Excerpts from a figure dataset:
######
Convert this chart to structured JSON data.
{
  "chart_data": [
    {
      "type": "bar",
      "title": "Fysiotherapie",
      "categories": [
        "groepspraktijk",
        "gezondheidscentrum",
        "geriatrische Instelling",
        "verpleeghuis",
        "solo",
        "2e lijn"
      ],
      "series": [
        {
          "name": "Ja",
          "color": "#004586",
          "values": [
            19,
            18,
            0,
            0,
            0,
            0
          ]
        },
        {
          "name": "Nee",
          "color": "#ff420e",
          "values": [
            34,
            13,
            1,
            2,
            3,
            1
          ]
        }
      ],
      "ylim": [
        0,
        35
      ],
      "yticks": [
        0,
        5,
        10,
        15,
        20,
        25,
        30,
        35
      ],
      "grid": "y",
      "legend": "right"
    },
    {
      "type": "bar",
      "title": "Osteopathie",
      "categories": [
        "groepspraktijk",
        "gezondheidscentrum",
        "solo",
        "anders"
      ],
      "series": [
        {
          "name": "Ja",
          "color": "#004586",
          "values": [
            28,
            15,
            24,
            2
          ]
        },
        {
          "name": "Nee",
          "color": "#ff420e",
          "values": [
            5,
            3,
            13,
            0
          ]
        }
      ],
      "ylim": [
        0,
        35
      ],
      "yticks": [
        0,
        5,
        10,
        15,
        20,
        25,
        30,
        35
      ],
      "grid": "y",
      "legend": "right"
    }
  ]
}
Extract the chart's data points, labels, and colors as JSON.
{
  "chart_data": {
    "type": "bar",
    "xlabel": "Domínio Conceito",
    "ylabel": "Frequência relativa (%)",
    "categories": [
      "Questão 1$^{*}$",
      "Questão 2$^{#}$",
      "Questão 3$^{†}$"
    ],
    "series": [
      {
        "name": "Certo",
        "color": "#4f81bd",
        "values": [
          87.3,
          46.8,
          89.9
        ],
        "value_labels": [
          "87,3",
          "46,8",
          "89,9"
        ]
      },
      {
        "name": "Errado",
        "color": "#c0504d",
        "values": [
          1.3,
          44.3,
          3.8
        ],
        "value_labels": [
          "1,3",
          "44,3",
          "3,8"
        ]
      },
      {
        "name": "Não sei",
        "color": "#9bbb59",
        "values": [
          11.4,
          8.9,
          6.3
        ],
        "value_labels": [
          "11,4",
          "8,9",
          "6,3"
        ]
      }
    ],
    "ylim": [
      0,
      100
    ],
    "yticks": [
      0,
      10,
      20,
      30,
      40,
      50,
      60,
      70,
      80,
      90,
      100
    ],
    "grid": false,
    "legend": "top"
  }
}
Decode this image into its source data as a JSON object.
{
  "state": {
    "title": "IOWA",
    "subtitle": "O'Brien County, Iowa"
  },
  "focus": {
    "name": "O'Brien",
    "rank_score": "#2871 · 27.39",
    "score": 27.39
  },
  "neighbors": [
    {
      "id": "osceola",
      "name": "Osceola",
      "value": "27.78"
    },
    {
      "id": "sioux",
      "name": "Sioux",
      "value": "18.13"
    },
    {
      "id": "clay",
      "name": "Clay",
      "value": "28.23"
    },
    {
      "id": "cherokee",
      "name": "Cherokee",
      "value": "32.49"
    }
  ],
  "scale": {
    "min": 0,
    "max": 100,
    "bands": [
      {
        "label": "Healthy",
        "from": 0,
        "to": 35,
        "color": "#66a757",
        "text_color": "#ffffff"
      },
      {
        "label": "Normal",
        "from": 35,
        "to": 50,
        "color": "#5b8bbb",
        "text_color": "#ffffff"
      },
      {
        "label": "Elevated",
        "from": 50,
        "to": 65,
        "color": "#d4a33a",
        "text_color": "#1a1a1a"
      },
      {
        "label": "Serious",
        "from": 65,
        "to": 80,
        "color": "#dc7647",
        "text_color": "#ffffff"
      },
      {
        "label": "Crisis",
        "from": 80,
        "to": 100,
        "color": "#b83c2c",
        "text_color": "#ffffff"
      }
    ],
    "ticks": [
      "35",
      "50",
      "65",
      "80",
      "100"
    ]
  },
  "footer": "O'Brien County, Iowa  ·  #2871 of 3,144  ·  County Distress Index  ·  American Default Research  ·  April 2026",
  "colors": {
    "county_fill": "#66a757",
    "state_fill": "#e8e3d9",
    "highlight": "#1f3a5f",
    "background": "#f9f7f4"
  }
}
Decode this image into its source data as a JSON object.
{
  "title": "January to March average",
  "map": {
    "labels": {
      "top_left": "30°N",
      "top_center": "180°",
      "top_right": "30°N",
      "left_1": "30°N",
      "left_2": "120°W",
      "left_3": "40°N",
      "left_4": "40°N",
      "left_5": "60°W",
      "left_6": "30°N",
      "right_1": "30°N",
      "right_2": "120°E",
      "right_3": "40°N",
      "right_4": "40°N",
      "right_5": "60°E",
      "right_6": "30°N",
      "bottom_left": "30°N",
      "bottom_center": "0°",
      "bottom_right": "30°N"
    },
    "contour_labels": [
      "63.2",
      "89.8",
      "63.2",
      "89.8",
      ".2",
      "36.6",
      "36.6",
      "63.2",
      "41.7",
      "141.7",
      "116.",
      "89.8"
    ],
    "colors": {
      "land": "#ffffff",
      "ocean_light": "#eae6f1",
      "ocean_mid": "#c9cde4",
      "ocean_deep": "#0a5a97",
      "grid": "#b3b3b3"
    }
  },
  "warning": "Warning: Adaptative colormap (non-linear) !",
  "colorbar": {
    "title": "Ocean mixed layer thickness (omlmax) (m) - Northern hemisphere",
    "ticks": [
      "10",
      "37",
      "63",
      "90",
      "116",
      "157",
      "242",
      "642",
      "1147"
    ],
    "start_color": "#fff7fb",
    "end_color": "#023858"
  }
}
######
### TASK DIRECTIONS
Copy the records above exactly as they appear.

### FINISHED ANSWER
Convert this chart to structured JSON data.
{
  "chart_data": [
    {
      "type": "bar",
      "title": "Fysiotherapie",
      "categories": [
        "groepspraktijk",
        "gezondheidscentrum",
        "geriatrische Instelling",
        "verpleeghuis",
        "solo",
        "2e lijn"
      ],
      "series": [
        {
          "name": "Ja",
          "color": "#004586",
          "values": [
            19,
            18,
            0,
            0,
            0,
            0
          ]
        },
        {
          "name": "Nee",
          "color": "#ff420e",
          "values": [
            34,
            13,
            1,
            2,
            3,
            1
          ]
        }
      ],
      "ylim": [
        0,
        35
      ],
      "yticks": [
        0,
        5,
        10,
        15,
        20,
        25,
        30,
        35
      ],
      "grid": "y",
      "legend": "right"
    },
    {
      "type": "bar",
      "title": "Osteopathie",
      "categories": [
        "groepspraktijk",
        "gezondheidscentrum",
        "solo",
        "anders"
      ],
      "series": [
        {
          "name": "Ja",
          "color": "#004586",
          "values": [
            28,
            15,
            24,
            2
          ]
        },
        {
          "name": "Nee",
          "color": "#ff420e",
          "values": [
            5,
            3,
            13,
            0
          ]
        }
      ],
      "ylim": [
        0,
        35
      ],
      "yticks": [
        0,
        5,
        10,
        15,
        20,
        25,
        30,
        35
      ],
      "grid": "y",
      "legend": "right"
    }
  ]
}
Extract the chart's data points, labels, and colors as JSON.
{
  "chart_data": {
    "type": "bar",
    "xlabel": "Domínio Conceito",
    "ylabel": "Frequência relativa (%)",
    "categories": [
      "Questão 1$^{*}$",
      "Questão 2$^{#}$",
      "Questão 3$^{†}$"
    ],
    "series": [
      {
        "name": "Certo",
        "color": "#4f81bd",
        "values": [
          87.3,
          46.8,
          89.9
        ],
        "value_labels": [
          "87,3",
          "46,8",
          "89,9"
        ]
      },
      {
        "name": "Errado",
        "color": "#c0504d",
        "values": [
          1.3,
          44.3,
          3.8
        ],
        "value_labels": [
          "1,3",
          "44,3",
          "3,8"
        ]
      },
      {
        "name": "Não sei",
        "color": "#9bbb59",
        "values": [
          11.4,
          8.9,
          6.3
        ],
        "value_labels": [
          "11,4",
          "8,9",
          "6,3"
        ]
      }
    ],
    "ylim": [
      0,
      100
    ],
    "yticks": [
      0,
      10,
      20,
      30,
      40,
      50,
      60,
      70,
      80,
      90,
      100
    ],
    "grid": false,
    "legend": "top"
  }
}
Decode this image into its source data as a JSON object.
{
  "state": {
    "title": "IOWA",
    "subtitle": "O'Brien County, Iowa"
  },
  "focus": {
    "name": "O'Brien",
    "rank_score": "#2871 · 27.39",
    "score": 27.39
  },
  "neighbors": [
    {
      "id": "osceola",
      "name": "Osceola",
      "value": "27.78"
    },
    {
      "id": "sioux",
      "name": "Sioux",
      "value": "18.13"
    },
    {
      "id": "clay",
      "name": "Clay",
      "value": "28.23"
    },
    {
      "id": "cherokee",
      "name": "Cherokee",
      "value": "32.49"
    }
  ],
  "scale": {
    "min": 0,
    "max": 100,
    "bands": [
      {
        "label": "Healthy",
        "from": 0,
        "to": 35,
        "color": "#66a757",
        "text_color": "#ffffff"
      },
      {
        "label": "Normal",
        "from": 35,
        "to": 50,
        "color": "#5b8bbb",
        "text_color": "#ffffff"
      },
      {
        "label": "Elevated",
        "from": 50,
        "to": 65,
        "color": "#d4a33a",
        "text_color": "#1a1a1a"
      },
      {
        "label": "Serious",
        "from": 65,
        "to": 80,
        "color": "#dc7647",
        "text_color": "#ffffff"
      },
      {
        "label": "Crisis",
        "from": 80,
        "to": 100,
        "color": "#b83c2c",
        "text_color": "#ffffff"
      }
    ],
    "ticks": [
      "35",
      "50",
      "65",
      "80",
      "100"
    ]
  },
  "footer": "O'Brien County, Iowa  ·  #2871 of 3,144  ·  County Distress Index  ·  American Default Research  ·  April 2026",
  "colors": {
    "county_fill": "#66a757",
    "state_fill": "#e8e3d9",
    "highlight": "#1f3a5f",
    "background": "#f9f7f4"
  }
}
Decode this image into its source data as a JSON object.
{
  "title": "January to March average",
  "map": {
    "labels": {
      "top_left": "30°N",
      "top_center": "180°",
      "top_right": "30°N",
      "left_1": "30°N",
      "left_2": "120°W",
      "left_3": "40°N",
      "left_4": "40°N",
      "left_5": "60°W",
      "left_6": "30°N",
      "right_1": "30°N",
      "right_2": "120°E",
      "right_3": "40°N",
      "right_4": "40°N",
      "right_5": "60°E",
      "right_6": "30°N",
      "bottom_left": "30°N",
      "bottom_center": "0°",
      "bottom_right": "30°N"
    },
    "contour_labels": [
      "63.2",
      "89.8",
      "63.2",
      "89.8",
      ".2",
      "36.6",
      "36.6",
      "63.2",
      "41.7",
      "141.7",
      "116.",
      "89.8"
    ],
    "colors": {
      "land": "#ffffff",
      "ocean_light": "#eae6f1",
      "ocean_mid": "#c9cde4",
      "ocean_deep": "#0a5a97",
      "grid": "#b3b3b3"
    }
  },
  "warning": "Warning: Adaptative colormap (non-linear) !",
  "colorbar": {
    "title": "Ocean mixed layer thickness (omlmax) (m) - Northern hemisphere",
    "ticks": [
      "10",
      "37",
      "63",
      "90",
      "116",
      "157",
      "242",
      "642",
      "1147"
    ],
    "start_color": "#fff7fb",
    "end_color": "#023858"
  }
}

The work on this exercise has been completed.